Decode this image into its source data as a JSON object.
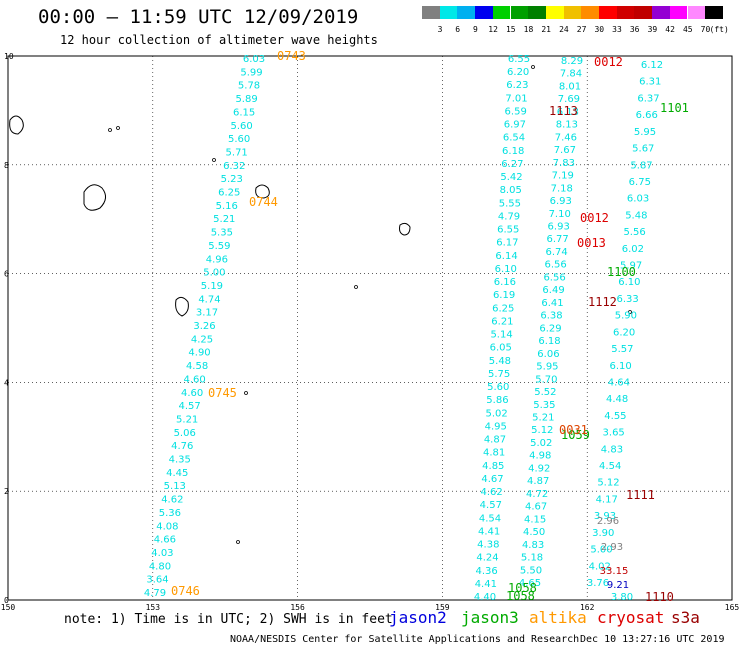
{
  "title": "00:00 – 11:59 UTC 12/09/2019",
  "subtitle": "12 hour collection of altimeter wave heights",
  "colorbar": {
    "colors": [
      "#808080",
      "#00e8e8",
      "#00b0f0",
      "#0000f0",
      "#00d000",
      "#00a000",
      "#008000",
      "#ffff00",
      "#f0c000",
      "#ff8c00",
      "#ff0000",
      "#d00000",
      "#c00000",
      "#9400d3",
      "#ff00ff",
      "#ff88ff",
      "#000000"
    ],
    "labels": [
      "3",
      "6",
      "9",
      "12",
      "15",
      "18",
      "21",
      "24",
      "27",
      "30",
      "33",
      "36",
      "39",
      "42",
      "45",
      "70",
      "(ft)"
    ]
  },
  "axes": {
    "x_ticks": [
      "150",
      "153",
      "156",
      "159",
      "162",
      "165"
    ],
    "y_ticks": [
      "0",
      "2",
      "4",
      "6",
      "8",
      "10"
    ]
  },
  "tracks": {
    "track_a": {
      "color": "#00e0e0",
      "values": [
        "6.03",
        "5.99",
        "5.78",
        "5.89",
        "6.15",
        "5.60",
        "5.60",
        "5.71",
        "6.32",
        "5.23",
        "6.25",
        "5.16",
        "5.21",
        "5.35",
        "5.59",
        "4.96",
        "5.00",
        "5.19",
        "4.74",
        "3.17",
        "3.26",
        "4.25",
        "4.90",
        "4.58",
        "4.60",
        "4.60",
        "4.57",
        "5.21",
        "5.06",
        "4.76",
        "4.35",
        "4.45",
        "5.13",
        "4.62",
        "5.36",
        "4.08",
        "4.66",
        "4.03",
        "4.80",
        "3.64",
        "4.79"
      ]
    },
    "track_b": {
      "color": "#00e0e0",
      "values": [
        "6.55",
        "6.20",
        "6.23",
        "7.01",
        "6.59",
        "6.97",
        "6.54",
        "6.18",
        "6.27",
        "5.42",
        "8.05",
        "5.55",
        "4.79",
        "6.55",
        "6.17",
        "6.14",
        "6.10",
        "6.16",
        "6.19",
        "6.25",
        "6.21",
        "5.14",
        "6.05",
        "5.48",
        "5.75",
        "5.60",
        "5.86",
        "5.02",
        "4.95",
        "4.87",
        "4.81",
        "4.85",
        "4.67",
        "4.62",
        "4.57",
        "4.54",
        "4.41",
        "4.38",
        "4.24",
        "4.36",
        "4.41",
        "4.40"
      ]
    },
    "track_c": {
      "color": "#00e0e0",
      "values": [
        "8.29",
        "7.84",
        "8.01",
        "7.69",
        "6.13",
        "8.13",
        "7.46",
        "7.67",
        "7.83",
        "7.19",
        "7.18",
        "6.93",
        "7.10",
        "6.93",
        "6.77",
        "6.74",
        "6.56",
        "6.56",
        "6.49",
        "6.41",
        "6.38",
        "6.29",
        "6.18",
        "6.06",
        "5.95",
        "5.70",
        "5.52",
        "5.35",
        "5.21",
        "5.12",
        "5.02",
        "4.98",
        "4.92",
        "4.87",
        "4.72",
        "4.67",
        "4.15",
        "4.50",
        "4.83",
        "5.18",
        "5.50",
        "4.65"
      ]
    },
    "track_d": {
      "color": "#00e0e0",
      "values": [
        "6.12",
        "6.31",
        "6.37",
        "6.66",
        "5.95",
        "5.67",
        "5.87",
        "6.75",
        "6.03",
        "5.48",
        "5.56",
        "6.02",
        "5.97",
        "6.10",
        "6.33",
        "5.90",
        "6.20",
        "5.57",
        "6.10",
        "4.64",
        "4.48",
        "4.55",
        "3.65",
        "4.83",
        "4.54",
        "5.12",
        "4.17",
        "3.93",
        "3.90",
        "5.00",
        "4.02",
        "3.76"
      ]
    },
    "track_e": {
      "color": "#808080",
      "values": [
        "2.96",
        "2.93"
      ]
    },
    "track_f": {
      "color": "#c00000",
      "values": [
        "33.15"
      ]
    },
    "track_g": {
      "color": "#0000c0",
      "values": [
        "9.21"
      ]
    },
    "track_h": {
      "color": "#00e0e0",
      "values": [
        "3.80"
      ]
    }
  },
  "times": {
    "orange": [
      "0743",
      "0744",
      "0745",
      "0746"
    ],
    "red": [
      "0012",
      "0012",
      "0013"
    ],
    "darkred": [
      "1113",
      "1112",
      "1111",
      "1110"
    ],
    "green": [
      "1101",
      "1100",
      "1059",
      "1058",
      "1058"
    ],
    "mixed": [
      "0031"
    ]
  },
  "note": "note: 1) Time is in UTC; 2) SWH is in feet",
  "legend": [
    {
      "label": "jason2",
      "color": "#0000dd"
    },
    {
      "label": "jason3",
      "color": "#00aa00"
    },
    {
      "label": "altika",
      "color": "#ff9900"
    },
    {
      "label": "cryosat",
      "color": "#dd0000"
    },
    {
      "label": "s3a",
      "color": "#990000"
    }
  ],
  "footer": "NOAA/NESDIS Center for Satellite Applications and Research",
  "footer_date": "Dec 10 13:27:16 UTC 2019"
}
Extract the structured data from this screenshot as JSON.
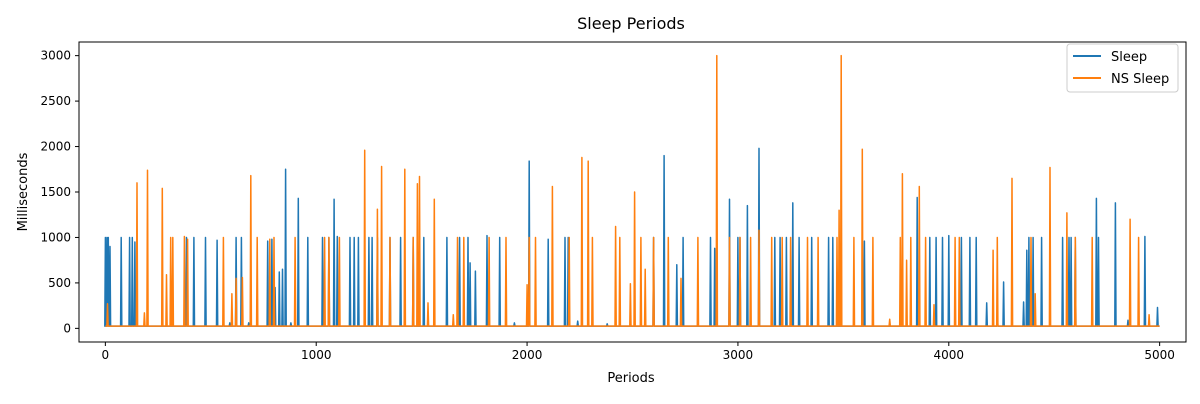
{
  "chart_data": {
    "type": "line",
    "title": "Sleep Periods",
    "xlabel": "Periods",
    "ylabel": "Milliseconds",
    "xlim": [
      -125,
      5125
    ],
    "ylim": [
      -150,
      3150
    ],
    "xticks": [
      0,
      1000,
      2000,
      3000,
      4000,
      5000
    ],
    "yticks": [
      0,
      500,
      1000,
      1500,
      2000,
      2500,
      3000
    ],
    "grid": false,
    "legend_position": "top-right",
    "baseline": 25,
    "series": [
      {
        "name": "Sleep",
        "color": "#1f77b4",
        "points": [
          [
            0,
            1000
          ],
          [
            8,
            1000
          ],
          [
            14,
            1000
          ],
          [
            22,
            900
          ],
          [
            75,
            1000
          ],
          [
            115,
            1000
          ],
          [
            128,
            1000
          ],
          [
            140,
            950
          ],
          [
            385,
            1000
          ],
          [
            420,
            1000
          ],
          [
            475,
            1000
          ],
          [
            530,
            970
          ],
          [
            560,
            60
          ],
          [
            590,
            60
          ],
          [
            620,
            1000
          ],
          [
            645,
            1000
          ],
          [
            680,
            60
          ],
          [
            770,
            960
          ],
          [
            790,
            980
          ],
          [
            805,
            450
          ],
          [
            825,
            620
          ],
          [
            840,
            650
          ],
          [
            855,
            1750
          ],
          [
            880,
            60
          ],
          [
            915,
            1430
          ],
          [
            960,
            1000
          ],
          [
            1030,
            1000
          ],
          [
            1060,
            1000
          ],
          [
            1085,
            1420
          ],
          [
            1100,
            1010
          ],
          [
            1160,
            1000
          ],
          [
            1180,
            1000
          ],
          [
            1200,
            1000
          ],
          [
            1250,
            1000
          ],
          [
            1265,
            1000
          ],
          [
            1290,
            1000
          ],
          [
            1350,
            1000
          ],
          [
            1400,
            1000
          ],
          [
            1460,
            1000
          ],
          [
            1510,
            1000
          ],
          [
            1620,
            1000
          ],
          [
            1680,
            1000
          ],
          [
            1720,
            1000
          ],
          [
            1730,
            720
          ],
          [
            1755,
            630
          ],
          [
            1810,
            1020
          ],
          [
            1870,
            1000
          ],
          [
            1940,
            60
          ],
          [
            2010,
            1840
          ],
          [
            2100,
            980
          ],
          [
            2180,
            1000
          ],
          [
            2195,
            1000
          ],
          [
            2240,
            80
          ],
          [
            2380,
            50
          ],
          [
            2600,
            1000
          ],
          [
            2650,
            1900
          ],
          [
            2710,
            700
          ],
          [
            2740,
            1000
          ],
          [
            2870,
            1000
          ],
          [
            2890,
            880
          ],
          [
            2960,
            1420
          ],
          [
            3000,
            1000
          ],
          [
            3010,
            1000
          ],
          [
            3045,
            1350
          ],
          [
            3100,
            1980
          ],
          [
            3175,
            1000
          ],
          [
            3200,
            1000
          ],
          [
            3230,
            1000
          ],
          [
            3260,
            1380
          ],
          [
            3290,
            1000
          ],
          [
            3350,
            1000
          ],
          [
            3430,
            1000
          ],
          [
            3450,
            1000
          ],
          [
            3600,
            960
          ],
          [
            3850,
            1440
          ],
          [
            3910,
            1000
          ],
          [
            3940,
            1000
          ],
          [
            3970,
            1000
          ],
          [
            4000,
            1020
          ],
          [
            4060,
            1000
          ],
          [
            4100,
            1000
          ],
          [
            4130,
            1000
          ],
          [
            4180,
            280
          ],
          [
            4230,
            180
          ],
          [
            4260,
            510
          ],
          [
            4355,
            290
          ],
          [
            4370,
            860
          ],
          [
            4380,
            1000
          ],
          [
            4400,
            1000
          ],
          [
            4440,
            1000
          ],
          [
            4540,
            1000
          ],
          [
            4570,
            1000
          ],
          [
            4580,
            1000
          ],
          [
            4600,
            1000
          ],
          [
            4700,
            1430
          ],
          [
            4710,
            1000
          ],
          [
            4790,
            1380
          ],
          [
            4850,
            90
          ],
          [
            4930,
            1010
          ],
          [
            4990,
            230
          ]
        ]
      },
      {
        "name": "NS Sleep",
        "color": "#ff7f0e",
        "points": [
          [
            10,
            270
          ],
          [
            150,
            1600
          ],
          [
            185,
            170
          ],
          [
            200,
            1740
          ],
          [
            270,
            1540
          ],
          [
            290,
            590
          ],
          [
            310,
            1000
          ],
          [
            320,
            1000
          ],
          [
            375,
            1010
          ],
          [
            390,
            980
          ],
          [
            560,
            1000
          ],
          [
            600,
            380
          ],
          [
            620,
            550
          ],
          [
            650,
            560
          ],
          [
            690,
            1680
          ],
          [
            720,
            1000
          ],
          [
            780,
            980
          ],
          [
            800,
            1000
          ],
          [
            900,
            1000
          ],
          [
            1040,
            1000
          ],
          [
            1060,
            1000
          ],
          [
            1110,
            1000
          ],
          [
            1230,
            1960
          ],
          [
            1290,
            1310
          ],
          [
            1310,
            1780
          ],
          [
            1350,
            1000
          ],
          [
            1420,
            1750
          ],
          [
            1460,
            1000
          ],
          [
            1480,
            1590
          ],
          [
            1490,
            1670
          ],
          [
            1530,
            280
          ],
          [
            1560,
            1420
          ],
          [
            1650,
            150
          ],
          [
            1670,
            1000
          ],
          [
            1700,
            1000
          ],
          [
            1820,
            1000
          ],
          [
            1900,
            1000
          ],
          [
            2000,
            480
          ],
          [
            2010,
            1000
          ],
          [
            2040,
            1000
          ],
          [
            2120,
            1560
          ],
          [
            2200,
            1000
          ],
          [
            2260,
            1880
          ],
          [
            2290,
            1840
          ],
          [
            2310,
            1000
          ],
          [
            2420,
            1120
          ],
          [
            2440,
            1000
          ],
          [
            2490,
            490
          ],
          [
            2510,
            1500
          ],
          [
            2540,
            1000
          ],
          [
            2560,
            650
          ],
          [
            2600,
            1000
          ],
          [
            2670,
            1000
          ],
          [
            2730,
            550
          ],
          [
            2810,
            1000
          ],
          [
            2900,
            3000
          ],
          [
            2960,
            1000
          ],
          [
            3010,
            1000
          ],
          [
            3060,
            1000
          ],
          [
            3100,
            1080
          ],
          [
            3160,
            1000
          ],
          [
            3210,
            1000
          ],
          [
            3250,
            1000
          ],
          [
            3330,
            1000
          ],
          [
            3380,
            1000
          ],
          [
            3470,
            1000
          ],
          [
            3480,
            1300
          ],
          [
            3490,
            3000
          ],
          [
            3550,
            1000
          ],
          [
            3590,
            1970
          ],
          [
            3640,
            1000
          ],
          [
            3720,
            100
          ],
          [
            3770,
            1000
          ],
          [
            3780,
            1700
          ],
          [
            3800,
            750
          ],
          [
            3820,
            1000
          ],
          [
            3860,
            1560
          ],
          [
            3890,
            1000
          ],
          [
            3930,
            260
          ],
          [
            4030,
            1000
          ],
          [
            4050,
            1000
          ],
          [
            4210,
            860
          ],
          [
            4230,
            1000
          ],
          [
            4300,
            1650
          ],
          [
            4390,
            1000
          ],
          [
            4410,
            380
          ],
          [
            4480,
            1770
          ],
          [
            4560,
            1270
          ],
          [
            4600,
            1000
          ],
          [
            4680,
            1000
          ],
          [
            4860,
            1200
          ],
          [
            4900,
            1000
          ],
          [
            4950,
            150
          ]
        ]
      }
    ]
  }
}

*What is required:* Copy every line of the data that holds the string "Sleep".

*Solution to this task:*
    "title": "Sleep Periods",
        "name": "Sleep",
        "name": "NS Sleep",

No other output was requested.